To be done =
From the entries provided below, copy each line that contains the word "usually".

Material for this task =
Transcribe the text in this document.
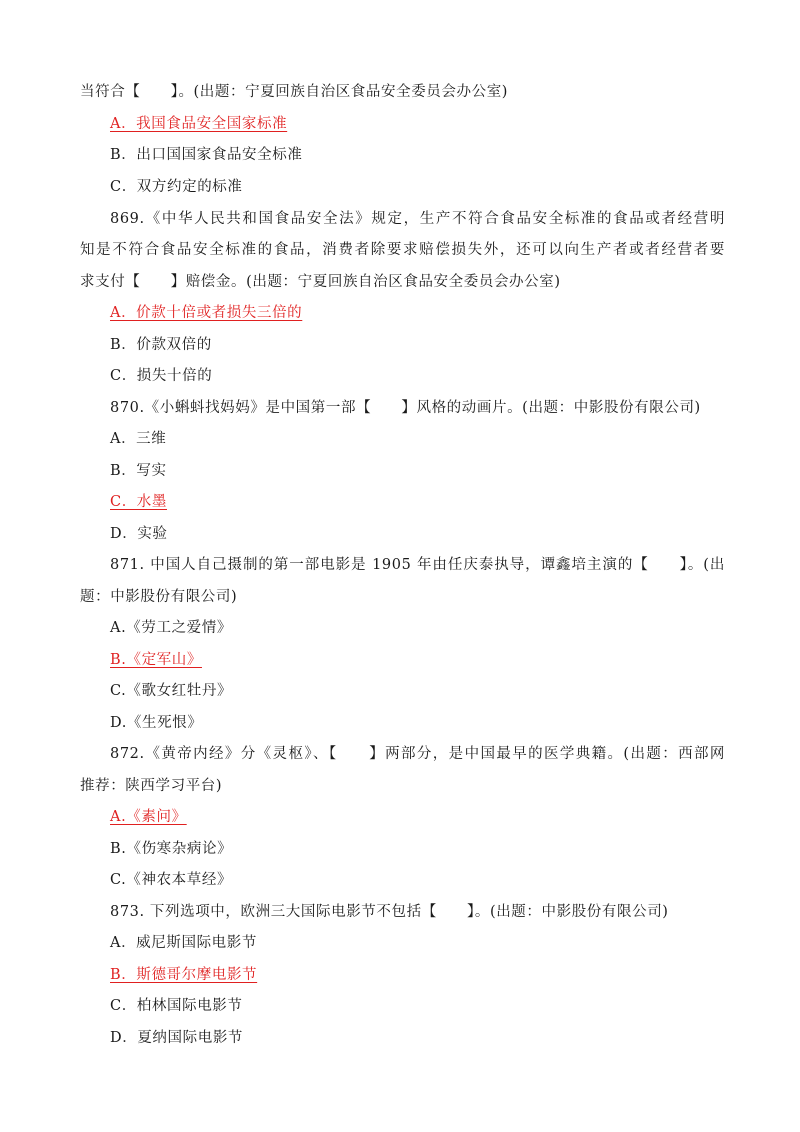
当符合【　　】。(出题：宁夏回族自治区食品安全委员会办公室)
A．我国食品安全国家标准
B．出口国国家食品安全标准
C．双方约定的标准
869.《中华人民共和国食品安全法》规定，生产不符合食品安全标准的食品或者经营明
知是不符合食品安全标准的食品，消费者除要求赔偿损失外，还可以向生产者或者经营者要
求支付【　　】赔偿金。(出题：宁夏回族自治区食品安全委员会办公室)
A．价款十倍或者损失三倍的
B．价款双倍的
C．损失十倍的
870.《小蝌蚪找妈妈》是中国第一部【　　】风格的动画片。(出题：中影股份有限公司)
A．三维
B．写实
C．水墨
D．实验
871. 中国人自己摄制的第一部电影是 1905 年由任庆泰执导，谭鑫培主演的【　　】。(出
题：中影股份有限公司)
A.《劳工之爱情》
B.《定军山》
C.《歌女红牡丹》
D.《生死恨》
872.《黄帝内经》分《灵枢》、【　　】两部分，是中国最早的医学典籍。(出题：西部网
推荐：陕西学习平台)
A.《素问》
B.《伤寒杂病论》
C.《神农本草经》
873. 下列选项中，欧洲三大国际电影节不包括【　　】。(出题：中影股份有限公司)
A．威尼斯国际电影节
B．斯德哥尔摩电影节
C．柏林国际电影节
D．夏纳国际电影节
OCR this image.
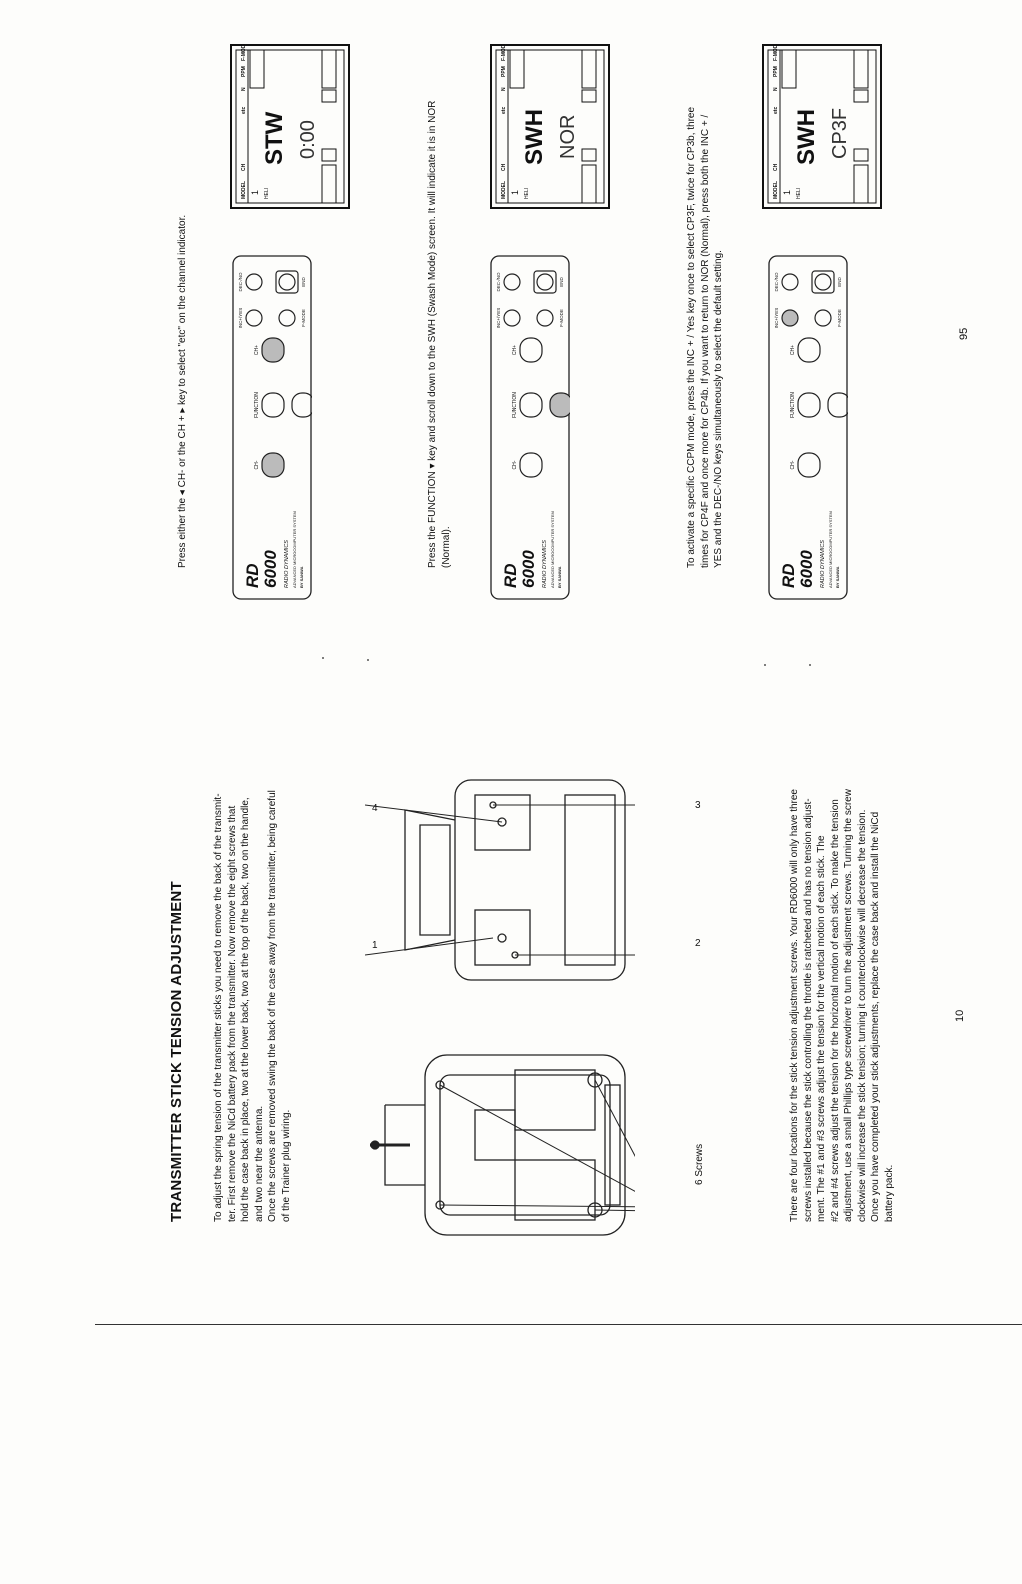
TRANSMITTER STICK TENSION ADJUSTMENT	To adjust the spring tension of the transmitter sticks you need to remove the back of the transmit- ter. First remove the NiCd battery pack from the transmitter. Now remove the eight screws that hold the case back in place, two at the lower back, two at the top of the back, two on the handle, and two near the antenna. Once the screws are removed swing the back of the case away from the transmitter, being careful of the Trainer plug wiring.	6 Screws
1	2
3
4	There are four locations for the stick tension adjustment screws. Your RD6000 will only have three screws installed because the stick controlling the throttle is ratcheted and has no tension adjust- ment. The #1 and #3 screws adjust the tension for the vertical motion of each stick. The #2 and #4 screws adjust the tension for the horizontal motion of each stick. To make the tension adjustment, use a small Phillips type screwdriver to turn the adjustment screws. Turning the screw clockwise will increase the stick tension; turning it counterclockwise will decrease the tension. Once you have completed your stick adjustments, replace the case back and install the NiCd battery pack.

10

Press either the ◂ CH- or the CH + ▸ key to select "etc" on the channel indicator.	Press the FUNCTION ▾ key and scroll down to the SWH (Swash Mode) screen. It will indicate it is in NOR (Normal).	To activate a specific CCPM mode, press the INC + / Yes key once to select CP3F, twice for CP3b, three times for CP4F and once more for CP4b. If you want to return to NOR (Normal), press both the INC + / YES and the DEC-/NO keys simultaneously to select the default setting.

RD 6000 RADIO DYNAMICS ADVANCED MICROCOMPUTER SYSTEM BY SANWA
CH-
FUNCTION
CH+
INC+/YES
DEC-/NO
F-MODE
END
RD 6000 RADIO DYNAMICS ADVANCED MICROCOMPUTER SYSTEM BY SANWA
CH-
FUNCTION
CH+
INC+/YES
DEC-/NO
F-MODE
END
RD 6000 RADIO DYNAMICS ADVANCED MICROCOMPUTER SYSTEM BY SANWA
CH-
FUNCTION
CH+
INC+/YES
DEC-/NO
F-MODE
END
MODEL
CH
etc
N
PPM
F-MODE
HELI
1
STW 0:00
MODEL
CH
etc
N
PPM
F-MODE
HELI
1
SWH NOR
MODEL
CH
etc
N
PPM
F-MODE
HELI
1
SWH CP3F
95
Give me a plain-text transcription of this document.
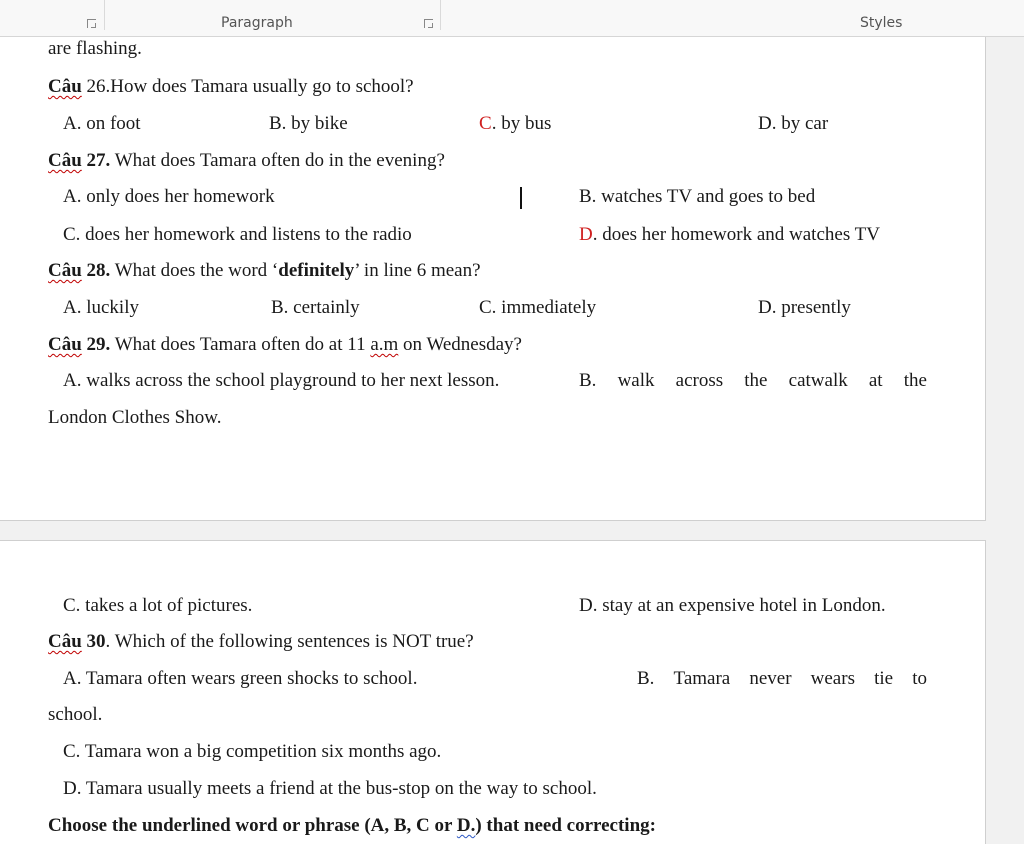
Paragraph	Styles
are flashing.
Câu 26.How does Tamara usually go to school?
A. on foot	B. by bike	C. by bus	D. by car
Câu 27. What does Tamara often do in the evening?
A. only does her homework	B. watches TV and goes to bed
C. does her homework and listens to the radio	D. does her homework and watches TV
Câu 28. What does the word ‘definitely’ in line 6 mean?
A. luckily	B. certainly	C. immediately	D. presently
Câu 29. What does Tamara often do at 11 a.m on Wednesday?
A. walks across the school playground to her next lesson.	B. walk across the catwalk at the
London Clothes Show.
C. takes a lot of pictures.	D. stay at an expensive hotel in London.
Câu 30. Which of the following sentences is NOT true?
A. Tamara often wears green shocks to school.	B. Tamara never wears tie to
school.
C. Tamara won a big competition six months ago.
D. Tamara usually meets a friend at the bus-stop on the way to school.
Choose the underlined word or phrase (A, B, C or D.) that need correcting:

==

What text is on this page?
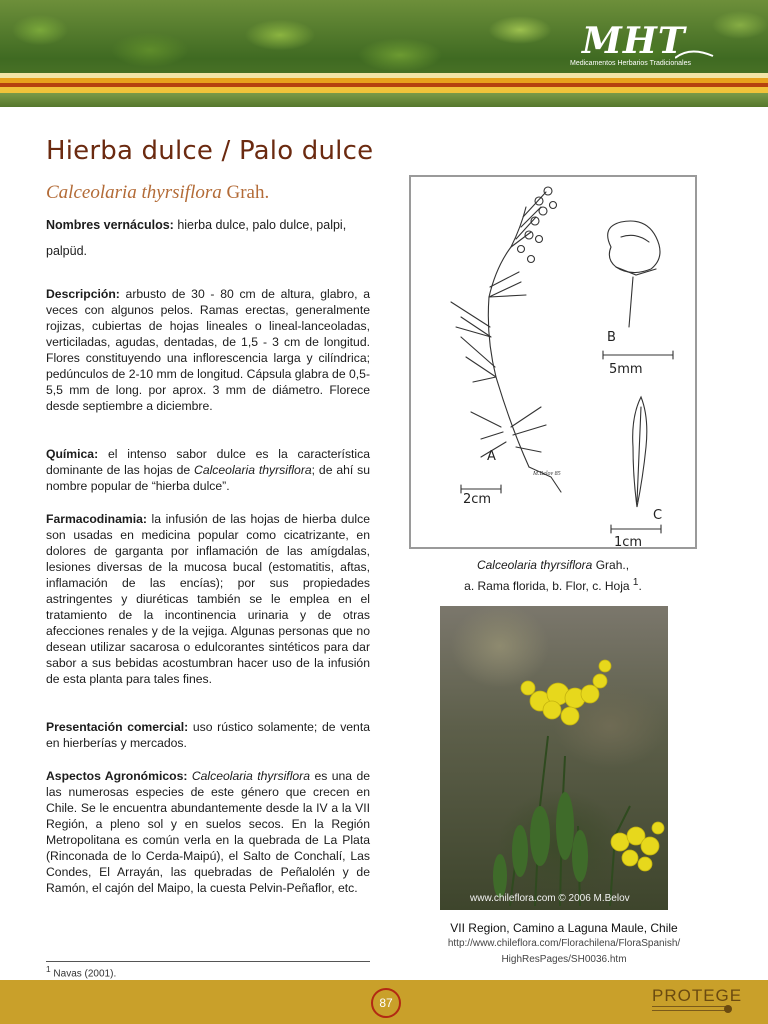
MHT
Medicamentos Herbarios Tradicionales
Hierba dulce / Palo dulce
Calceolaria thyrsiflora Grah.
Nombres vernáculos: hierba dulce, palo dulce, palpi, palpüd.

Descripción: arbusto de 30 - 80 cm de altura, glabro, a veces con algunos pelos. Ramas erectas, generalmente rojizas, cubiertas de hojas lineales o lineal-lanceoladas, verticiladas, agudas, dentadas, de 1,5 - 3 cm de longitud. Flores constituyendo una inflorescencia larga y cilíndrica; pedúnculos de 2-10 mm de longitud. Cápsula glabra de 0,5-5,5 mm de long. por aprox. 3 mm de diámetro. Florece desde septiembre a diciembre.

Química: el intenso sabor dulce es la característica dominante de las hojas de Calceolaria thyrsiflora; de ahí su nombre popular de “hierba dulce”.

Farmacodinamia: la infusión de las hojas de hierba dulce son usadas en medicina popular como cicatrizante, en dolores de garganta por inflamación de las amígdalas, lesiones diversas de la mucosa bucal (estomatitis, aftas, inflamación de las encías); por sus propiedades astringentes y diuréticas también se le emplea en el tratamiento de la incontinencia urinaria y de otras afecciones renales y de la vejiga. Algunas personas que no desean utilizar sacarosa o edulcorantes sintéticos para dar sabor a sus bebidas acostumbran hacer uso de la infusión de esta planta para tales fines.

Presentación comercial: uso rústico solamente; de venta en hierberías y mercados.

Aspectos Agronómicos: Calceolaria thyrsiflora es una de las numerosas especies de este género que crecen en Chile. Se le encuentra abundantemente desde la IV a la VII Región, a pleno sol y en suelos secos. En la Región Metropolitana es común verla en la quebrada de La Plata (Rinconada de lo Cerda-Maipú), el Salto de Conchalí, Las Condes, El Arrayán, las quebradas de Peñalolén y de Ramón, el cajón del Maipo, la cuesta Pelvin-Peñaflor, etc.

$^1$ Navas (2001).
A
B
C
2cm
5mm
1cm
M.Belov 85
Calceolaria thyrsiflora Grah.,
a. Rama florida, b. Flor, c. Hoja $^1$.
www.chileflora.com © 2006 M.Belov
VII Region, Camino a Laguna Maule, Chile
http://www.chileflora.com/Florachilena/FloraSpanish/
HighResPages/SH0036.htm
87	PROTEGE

Reply to the exercise =
Câu 26.How does Tamara usually go to school?
D. Tamara usually meets a friend at the bus-stop on the way to school.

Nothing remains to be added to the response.